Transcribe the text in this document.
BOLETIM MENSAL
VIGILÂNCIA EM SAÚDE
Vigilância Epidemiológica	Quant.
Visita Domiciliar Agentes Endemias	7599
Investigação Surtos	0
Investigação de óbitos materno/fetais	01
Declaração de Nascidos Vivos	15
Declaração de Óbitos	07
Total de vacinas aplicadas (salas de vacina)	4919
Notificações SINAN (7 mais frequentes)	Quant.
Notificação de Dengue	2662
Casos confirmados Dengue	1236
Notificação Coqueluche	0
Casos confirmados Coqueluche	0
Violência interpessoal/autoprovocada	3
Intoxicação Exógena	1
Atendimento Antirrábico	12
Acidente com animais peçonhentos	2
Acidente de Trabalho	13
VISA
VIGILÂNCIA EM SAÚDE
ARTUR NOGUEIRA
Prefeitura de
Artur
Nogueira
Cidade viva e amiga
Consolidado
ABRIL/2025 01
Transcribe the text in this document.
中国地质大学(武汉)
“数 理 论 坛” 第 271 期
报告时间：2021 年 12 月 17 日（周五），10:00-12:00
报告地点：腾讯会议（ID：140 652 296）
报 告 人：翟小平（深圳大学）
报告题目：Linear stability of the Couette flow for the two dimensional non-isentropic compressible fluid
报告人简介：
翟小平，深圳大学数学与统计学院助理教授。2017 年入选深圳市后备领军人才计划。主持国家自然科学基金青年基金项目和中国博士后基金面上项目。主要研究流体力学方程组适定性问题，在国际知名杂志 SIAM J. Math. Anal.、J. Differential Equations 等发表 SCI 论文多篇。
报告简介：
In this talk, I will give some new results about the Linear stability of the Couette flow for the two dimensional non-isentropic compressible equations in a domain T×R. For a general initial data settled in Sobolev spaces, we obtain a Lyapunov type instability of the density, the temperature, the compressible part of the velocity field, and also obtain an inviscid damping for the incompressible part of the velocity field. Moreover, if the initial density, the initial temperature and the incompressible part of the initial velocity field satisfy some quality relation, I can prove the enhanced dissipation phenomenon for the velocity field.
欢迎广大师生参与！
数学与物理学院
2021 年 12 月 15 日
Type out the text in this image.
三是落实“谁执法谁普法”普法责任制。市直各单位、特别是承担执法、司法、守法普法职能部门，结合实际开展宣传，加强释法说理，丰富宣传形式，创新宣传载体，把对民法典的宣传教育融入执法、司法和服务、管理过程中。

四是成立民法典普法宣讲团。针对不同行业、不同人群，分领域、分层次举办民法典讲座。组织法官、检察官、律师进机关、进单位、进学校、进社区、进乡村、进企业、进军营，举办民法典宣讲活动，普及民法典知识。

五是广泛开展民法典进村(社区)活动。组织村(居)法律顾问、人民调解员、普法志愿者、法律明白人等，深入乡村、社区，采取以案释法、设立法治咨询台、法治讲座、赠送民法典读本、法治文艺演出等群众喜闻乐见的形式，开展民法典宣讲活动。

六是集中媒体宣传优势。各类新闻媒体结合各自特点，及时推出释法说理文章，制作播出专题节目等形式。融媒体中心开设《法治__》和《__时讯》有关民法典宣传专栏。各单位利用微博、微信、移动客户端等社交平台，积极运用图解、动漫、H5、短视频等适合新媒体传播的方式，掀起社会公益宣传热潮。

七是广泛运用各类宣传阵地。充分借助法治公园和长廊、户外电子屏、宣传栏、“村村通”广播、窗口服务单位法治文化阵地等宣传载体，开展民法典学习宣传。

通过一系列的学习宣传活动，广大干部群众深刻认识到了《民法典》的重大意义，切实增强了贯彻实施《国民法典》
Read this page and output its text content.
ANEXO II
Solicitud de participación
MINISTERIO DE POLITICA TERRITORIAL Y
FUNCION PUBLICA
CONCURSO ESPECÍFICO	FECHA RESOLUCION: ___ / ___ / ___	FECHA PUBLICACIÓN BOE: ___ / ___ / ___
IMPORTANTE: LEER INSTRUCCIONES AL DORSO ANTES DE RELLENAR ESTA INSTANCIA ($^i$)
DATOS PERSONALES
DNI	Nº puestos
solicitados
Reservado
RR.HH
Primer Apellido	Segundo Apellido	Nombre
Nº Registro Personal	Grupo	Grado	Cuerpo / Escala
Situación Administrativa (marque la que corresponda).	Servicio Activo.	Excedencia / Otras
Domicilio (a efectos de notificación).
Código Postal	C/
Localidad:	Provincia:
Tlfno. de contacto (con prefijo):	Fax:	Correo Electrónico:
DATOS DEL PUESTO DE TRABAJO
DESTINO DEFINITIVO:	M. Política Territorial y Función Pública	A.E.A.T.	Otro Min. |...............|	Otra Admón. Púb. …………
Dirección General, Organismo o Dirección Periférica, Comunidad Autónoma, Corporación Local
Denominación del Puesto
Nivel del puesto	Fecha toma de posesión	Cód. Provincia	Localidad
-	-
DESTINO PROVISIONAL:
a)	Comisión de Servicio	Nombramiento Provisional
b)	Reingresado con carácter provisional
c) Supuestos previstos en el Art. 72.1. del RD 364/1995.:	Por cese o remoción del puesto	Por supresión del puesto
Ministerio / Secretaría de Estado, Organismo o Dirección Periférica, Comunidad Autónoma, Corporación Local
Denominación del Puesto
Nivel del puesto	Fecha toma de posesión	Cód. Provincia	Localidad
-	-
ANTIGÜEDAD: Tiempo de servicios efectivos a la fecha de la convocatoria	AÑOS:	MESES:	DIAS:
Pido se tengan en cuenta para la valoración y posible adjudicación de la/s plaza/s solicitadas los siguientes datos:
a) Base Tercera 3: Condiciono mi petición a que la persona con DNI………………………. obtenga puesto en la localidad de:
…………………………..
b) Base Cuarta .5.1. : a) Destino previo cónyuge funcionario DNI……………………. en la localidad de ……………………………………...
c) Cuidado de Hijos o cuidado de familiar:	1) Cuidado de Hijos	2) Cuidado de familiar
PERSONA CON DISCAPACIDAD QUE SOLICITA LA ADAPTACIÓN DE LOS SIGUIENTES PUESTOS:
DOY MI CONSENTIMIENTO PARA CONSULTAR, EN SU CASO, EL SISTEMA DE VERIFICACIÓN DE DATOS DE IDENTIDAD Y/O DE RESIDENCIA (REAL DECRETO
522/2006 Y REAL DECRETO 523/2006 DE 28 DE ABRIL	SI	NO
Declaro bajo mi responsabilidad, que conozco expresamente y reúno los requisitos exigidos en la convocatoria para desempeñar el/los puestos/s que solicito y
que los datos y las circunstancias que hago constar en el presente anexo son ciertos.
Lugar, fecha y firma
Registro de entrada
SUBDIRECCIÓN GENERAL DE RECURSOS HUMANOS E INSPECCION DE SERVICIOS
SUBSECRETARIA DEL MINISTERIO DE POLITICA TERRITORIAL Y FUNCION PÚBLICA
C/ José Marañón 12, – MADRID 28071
· · ·
*What to work on*.
Take the data above and return it exactly.

*Reply*.
Transcribe the text in this document.
BOLETIM MENSAL
VIGILÂNCIA EM SAÚDE
Vigilância Epidemiológica	Quant.
Visita Domiciliar Agentes Endemias	7599
Investigação Surtos	0
Investigação de óbitos materno/fetais	01
Declaração de Nascidos Vivos	15
Declaração de Óbitos	07
Total de vacinas aplicadas (salas de vacina)	4919
Notificações SINAN (7 mais frequentes)	Quant.
Notificação de Dengue	2662
Casos confirmados Dengue	1236
Notificação Coqueluche	0
Casos confirmados Coqueluche	0
Violência interpessoal/autoprovocada	3
Intoxicação Exógena	1
Atendimento Antirrábico	12
Acidente com animais peçonhentos	2
Acidente de Trabalho	13
VISA
VIGILÂNCIA EM SAÚDE
ARTUR NOGUEIRA
Prefeitura de
Artur
Nogueira
Cidade viva e amiga
Consolidado
ABRIL/2025 01
Transcribe the text in this document.
中国地质大学(武汉)
“数 理 论 坛” 第 271 期
报告时间：2021 年 12 月 17 日（周五），10:00-12:00
报告地点：腾讯会议（ID：140 652 296）
报 告 人：翟小平（深圳大学）
报告题目：Linear stability of the Couette flow for the two dimensional non-isentropic compressible fluid
报告人简介：
翟小平，深圳大学数学与统计学院助理教授。2017 年入选深圳市后备领军人才计划。主持国家自然科学基金青年基金项目和中国博士后基金面上项目。主要研究流体力学方程组适定性问题，在国际知名杂志 SIAM J. Math. Anal.、J. Differential Equations 等发表 SCI 论文多篇。
报告简介：
In this talk, I will give some new results about the Linear stability of the Couette flow for the two dimensional non-isentropic compressible equations in a domain T×R. For a general initial data settled in Sobolev spaces, we obtain a Lyapunov type instability of the density, the temperature, the compressible part of the velocity field, and also obtain an inviscid damping for the incompressible part of the velocity field. Moreover, if the initial density, the initial temperature and the incompressible part of the initial velocity field satisfy some quality relation, I can prove the enhanced dissipation phenomenon for the velocity field.
欢迎广大师生参与！
数学与物理学院
2021 年 12 月 15 日
Type out the text in this image.
三是落实“谁执法谁普法”普法责任制。市直各单位、特别是承担执法、司法、守法普法职能部门，结合实际开展宣传，加强释法说理，丰富宣传形式，创新宣传载体，把对民法典的宣传教育融入执法、司法和服务、管理过程中。

四是成立民法典普法宣讲团。针对不同行业、不同人群，分领域、分层次举办民法典讲座。组织法官、检察官、律师进机关、进单位、进学校、进社区、进乡村、进企业、进军营，举办民法典宣讲活动，普及民法典知识。

五是广泛开展民法典进村(社区)活动。组织村(居)法律顾问、人民调解员、普法志愿者、法律明白人等，深入乡村、社区，采取以案释法、设立法治咨询台、法治讲座、赠送民法典读本、法治文艺演出等群众喜闻乐见的形式，开展民法典宣讲活动。

六是集中媒体宣传优势。各类新闻媒体结合各自特点，及时推出释法说理文章，制作播出专题节目等形式。融媒体中心开设《法治__》和《__时讯》有关民法典宣传专栏。各单位利用微博、微信、移动客户端等社交平台，积极运用图解、动漫、H5、短视频等适合新媒体传播的方式，掀起社会公益宣传热潮。

七是广泛运用各类宣传阵地。充分借助法治公园和长廊、户外电子屏、宣传栏、“村村通”广播、窗口服务单位法治文化阵地等宣传载体，开展民法典学习宣传。

通过一系列的学习宣传活动，广大干部群众深刻认识到了《民法典》的重大意义，切实增强了贯彻实施《国民法典》
Read this page and output its text content.
ANEXO II
Solicitud de participación
MINISTERIO DE POLITICA TERRITORIAL Y
FUNCION PUBLICA
CONCURSO ESPECÍFICO	FECHA RESOLUCION: ___ / ___ / ___	FECHA PUBLICACIÓN BOE: ___ / ___ / ___
IMPORTANTE: LEER INSTRUCCIONES AL DORSO ANTES DE RELLENAR ESTA INSTANCIA ($^i$)
DATOS PERSONALES
DNI	Nº puestos
solicitados
Reservado
RR.HH
Primer Apellido	Segundo Apellido	Nombre
Nº Registro Personal	Grupo	Grado	Cuerpo / Escala
Situación Administrativa (marque la que corresponda).	Servicio Activo.	Excedencia / Otras
Domicilio (a efectos de notificación).
Código Postal	C/
Localidad:	Provincia:
Tlfno. de contacto (con prefijo):	Fax:	Correo Electrónico:
DATOS DEL PUESTO DE TRABAJO
DESTINO DEFINITIVO:	M. Política Territorial y Función Pública	A.E.A.T.	Otro Min. |...............|	Otra Admón. Púb. …………
Dirección General, Organismo o Dirección Periférica, Comunidad Autónoma, Corporación Local
Denominación del Puesto
Nivel del puesto	Fecha toma de posesión	Cód. Provincia	Localidad
-	-
DESTINO PROVISIONAL:
a)	Comisión de Servicio	Nombramiento Provisional
b)	Reingresado con carácter provisional
c) Supuestos previstos en el Art. 72.1. del RD 364/1995.:	Por cese o remoción del puesto	Por supresión del puesto
Ministerio / Secretaría de Estado, Organismo o Dirección Periférica, Comunidad Autónoma, Corporación Local
Denominación del Puesto
Nivel del puesto	Fecha toma de posesión	Cód. Provincia	Localidad
-	-
ANTIGÜEDAD: Tiempo de servicios efectivos a la fecha de la convocatoria	AÑOS:	MESES:	DIAS:
Pido se tengan en cuenta para la valoración y posible adjudicación de la/s plaza/s solicitadas los siguientes datos:
a) Base Tercera 3: Condiciono mi petición a que la persona con DNI………………………. obtenga puesto en la localidad de:
…………………………..
b) Base Cuarta .5.1. : a) Destino previo cónyuge funcionario DNI……………………. en la localidad de ……………………………………...
c) Cuidado de Hijos o cuidado de familiar:	1) Cuidado de Hijos	2) Cuidado de familiar
PERSONA CON DISCAPACIDAD QUE SOLICITA LA ADAPTACIÓN DE LOS SIGUIENTES PUESTOS:
DOY MI CONSENTIMIENTO PARA CONSULTAR, EN SU CASO, EL SISTEMA DE VERIFICACIÓN DE DATOS DE IDENTIDAD Y/O DE RESIDENCIA (REAL DECRETO
522/2006 Y REAL DECRETO 523/2006 DE 28 DE ABRIL	SI	NO
Declaro bajo mi responsabilidad, que conozco expresamente y reúno los requisitos exigidos en la convocatoria para desempeñar el/los puestos/s que solicito y
que los datos y las circunstancias que hago constar en el presente anexo son ciertos.
Lugar, fecha y firma
Registro de entrada
SUBDIRECCIÓN GENERAL DE RECURSOS HUMANOS E INSPECCION DE SERVICIOS
SUBSECRETARIA DEL MINISTERIO DE POLITICA TERRITORIAL Y FUNCION PÚBLICA
C/ José Marañón 12, – MADRID 28071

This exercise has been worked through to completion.